START Supplied material

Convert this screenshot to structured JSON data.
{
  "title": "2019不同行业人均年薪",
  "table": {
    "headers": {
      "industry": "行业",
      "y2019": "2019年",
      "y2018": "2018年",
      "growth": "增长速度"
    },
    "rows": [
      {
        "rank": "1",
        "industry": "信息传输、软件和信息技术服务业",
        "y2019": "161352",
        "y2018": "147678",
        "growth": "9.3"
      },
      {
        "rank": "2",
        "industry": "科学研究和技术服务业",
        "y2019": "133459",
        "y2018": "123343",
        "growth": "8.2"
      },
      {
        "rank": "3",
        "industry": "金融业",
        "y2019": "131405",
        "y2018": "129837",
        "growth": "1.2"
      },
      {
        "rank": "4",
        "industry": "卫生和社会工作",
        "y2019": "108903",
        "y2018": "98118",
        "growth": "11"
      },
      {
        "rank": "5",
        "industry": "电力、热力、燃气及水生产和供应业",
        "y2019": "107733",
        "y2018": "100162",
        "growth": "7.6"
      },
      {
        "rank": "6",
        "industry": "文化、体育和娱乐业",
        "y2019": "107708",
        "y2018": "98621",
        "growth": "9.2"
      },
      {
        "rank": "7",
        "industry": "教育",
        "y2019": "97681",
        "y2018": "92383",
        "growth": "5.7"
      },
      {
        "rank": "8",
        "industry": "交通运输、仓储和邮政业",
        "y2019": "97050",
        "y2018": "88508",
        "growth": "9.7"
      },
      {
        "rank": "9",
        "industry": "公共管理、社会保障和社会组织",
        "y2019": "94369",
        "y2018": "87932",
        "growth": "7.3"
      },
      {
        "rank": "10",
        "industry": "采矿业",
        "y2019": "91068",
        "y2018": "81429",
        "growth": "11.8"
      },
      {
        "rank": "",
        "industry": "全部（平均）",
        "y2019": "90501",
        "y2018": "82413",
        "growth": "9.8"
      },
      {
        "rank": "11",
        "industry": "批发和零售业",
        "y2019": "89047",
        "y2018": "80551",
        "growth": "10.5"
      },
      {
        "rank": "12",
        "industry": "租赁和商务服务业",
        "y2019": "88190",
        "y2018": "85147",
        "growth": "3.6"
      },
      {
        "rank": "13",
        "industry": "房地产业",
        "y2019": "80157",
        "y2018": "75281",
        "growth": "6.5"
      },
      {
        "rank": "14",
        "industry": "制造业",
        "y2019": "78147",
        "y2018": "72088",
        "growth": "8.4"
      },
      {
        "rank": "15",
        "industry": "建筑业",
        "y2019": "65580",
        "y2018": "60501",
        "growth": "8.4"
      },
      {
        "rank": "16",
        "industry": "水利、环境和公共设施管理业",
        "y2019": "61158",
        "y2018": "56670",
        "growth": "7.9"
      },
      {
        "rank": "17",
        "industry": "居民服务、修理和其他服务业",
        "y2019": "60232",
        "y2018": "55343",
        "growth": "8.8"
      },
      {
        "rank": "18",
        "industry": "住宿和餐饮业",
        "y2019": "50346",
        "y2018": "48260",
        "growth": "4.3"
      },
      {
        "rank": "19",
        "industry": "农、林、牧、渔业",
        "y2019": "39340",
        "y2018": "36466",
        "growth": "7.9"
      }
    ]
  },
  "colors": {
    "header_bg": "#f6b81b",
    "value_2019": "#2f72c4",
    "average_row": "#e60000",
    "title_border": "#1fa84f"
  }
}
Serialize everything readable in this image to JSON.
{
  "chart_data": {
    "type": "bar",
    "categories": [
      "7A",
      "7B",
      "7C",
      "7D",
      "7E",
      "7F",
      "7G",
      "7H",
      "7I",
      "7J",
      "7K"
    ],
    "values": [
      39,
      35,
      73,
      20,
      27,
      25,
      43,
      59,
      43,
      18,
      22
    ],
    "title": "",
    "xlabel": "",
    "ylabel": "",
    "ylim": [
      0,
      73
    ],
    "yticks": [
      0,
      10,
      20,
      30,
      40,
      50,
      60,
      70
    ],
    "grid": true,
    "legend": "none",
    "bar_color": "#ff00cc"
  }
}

END Supplied material

◆ What to do
Search the lines above for the string "this", then show every one that has it.

◆ Response to the task
Convert this screenshot to structured JSON data.
Serialize everything readable in this image to JSON.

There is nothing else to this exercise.